Task objective: Return the lines below exactly, starting with the line that contains "What's the underlying" and stopping after the last line.

Provided entries:
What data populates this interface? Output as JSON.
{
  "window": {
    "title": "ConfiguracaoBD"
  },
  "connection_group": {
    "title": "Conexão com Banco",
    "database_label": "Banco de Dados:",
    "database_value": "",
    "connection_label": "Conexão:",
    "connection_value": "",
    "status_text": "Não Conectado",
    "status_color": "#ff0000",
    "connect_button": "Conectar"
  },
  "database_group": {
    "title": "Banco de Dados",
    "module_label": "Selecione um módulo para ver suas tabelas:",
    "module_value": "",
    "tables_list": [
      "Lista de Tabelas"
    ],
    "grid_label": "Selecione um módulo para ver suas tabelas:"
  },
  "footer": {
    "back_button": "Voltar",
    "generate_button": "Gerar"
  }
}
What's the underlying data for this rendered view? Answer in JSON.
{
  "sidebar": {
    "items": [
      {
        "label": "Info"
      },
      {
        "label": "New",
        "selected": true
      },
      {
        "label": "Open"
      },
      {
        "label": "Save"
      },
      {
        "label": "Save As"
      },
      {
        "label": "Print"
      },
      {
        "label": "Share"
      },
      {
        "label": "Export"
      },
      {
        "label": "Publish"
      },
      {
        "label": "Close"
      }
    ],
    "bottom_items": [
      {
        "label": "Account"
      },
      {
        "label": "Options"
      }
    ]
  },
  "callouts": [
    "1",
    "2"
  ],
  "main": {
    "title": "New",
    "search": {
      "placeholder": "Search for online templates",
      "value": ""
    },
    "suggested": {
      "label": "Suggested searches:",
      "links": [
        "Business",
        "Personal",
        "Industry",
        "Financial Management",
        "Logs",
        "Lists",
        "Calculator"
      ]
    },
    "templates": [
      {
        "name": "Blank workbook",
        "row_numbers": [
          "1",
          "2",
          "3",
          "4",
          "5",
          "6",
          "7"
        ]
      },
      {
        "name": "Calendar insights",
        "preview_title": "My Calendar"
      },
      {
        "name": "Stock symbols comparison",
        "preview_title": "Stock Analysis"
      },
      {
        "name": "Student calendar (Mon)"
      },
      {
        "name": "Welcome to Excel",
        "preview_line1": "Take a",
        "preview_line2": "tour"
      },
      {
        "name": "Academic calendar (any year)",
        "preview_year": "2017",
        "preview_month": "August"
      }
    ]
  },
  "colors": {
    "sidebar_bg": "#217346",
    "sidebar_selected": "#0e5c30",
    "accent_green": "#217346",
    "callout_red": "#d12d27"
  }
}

Worked solution:
What's the underlying data for this rendered view? Answer in JSON.
{
  "sidebar": {
    "items": [
      {
        "label": "Info"
      },
      {
        "label": "New",
        "selected": true
      },
      {
        "label": "Open"
      },
      {
        "label": "Save"
      },
      {
        "label": "Save As"
      },
      {
        "label": "Print"
      },
      {
        "label": "Share"
      },
      {
        "label": "Export"
      },
      {
        "label": "Publish"
      },
      {
        "label": "Close"
      }
    ],
    "bottom_items": [
      {
        "label": "Account"
      },
      {
        "label": "Options"
      }
    ]
  },
  "callouts": [
    "1",
    "2"
  ],
  "main": {
    "title": "New",
    "search": {
      "placeholder": "Search for online templates",
      "value": ""
    },
    "suggested": {
      "label": "Suggested searches:",
      "links": [
        "Business",
        "Personal",
        "Industry",
        "Financial Management",
        "Logs",
        "Lists",
        "Calculator"
      ]
    },
    "templates": [
      {
        "name": "Blank workbook",
        "row_numbers": [
          "1",
          "2",
          "3",
          "4",
          "5",
          "6",
          "7"
        ]
      },
      {
        "name": "Calendar insights",
        "preview_title": "My Calendar"
      },
      {
        "name": "Stock symbols comparison",
        "preview_title": "Stock Analysis"
      },
      {
        "name": "Student calendar (Mon)"
      },
      {
        "name": "Welcome to Excel",
        "preview_line1": "Take a",
        "preview_line2": "tour"
      },
      {
        "name": "Academic calendar (any year)",
        "preview_year": "2017",
        "preview_month": "August"
      }
    ]
  },
  "colors": {
    "sidebar_bg": "#217346",
    "sidebar_selected": "#0e5c30",
    "accent_green": "#217346",
    "callout_red": "#d12d27"
  }
}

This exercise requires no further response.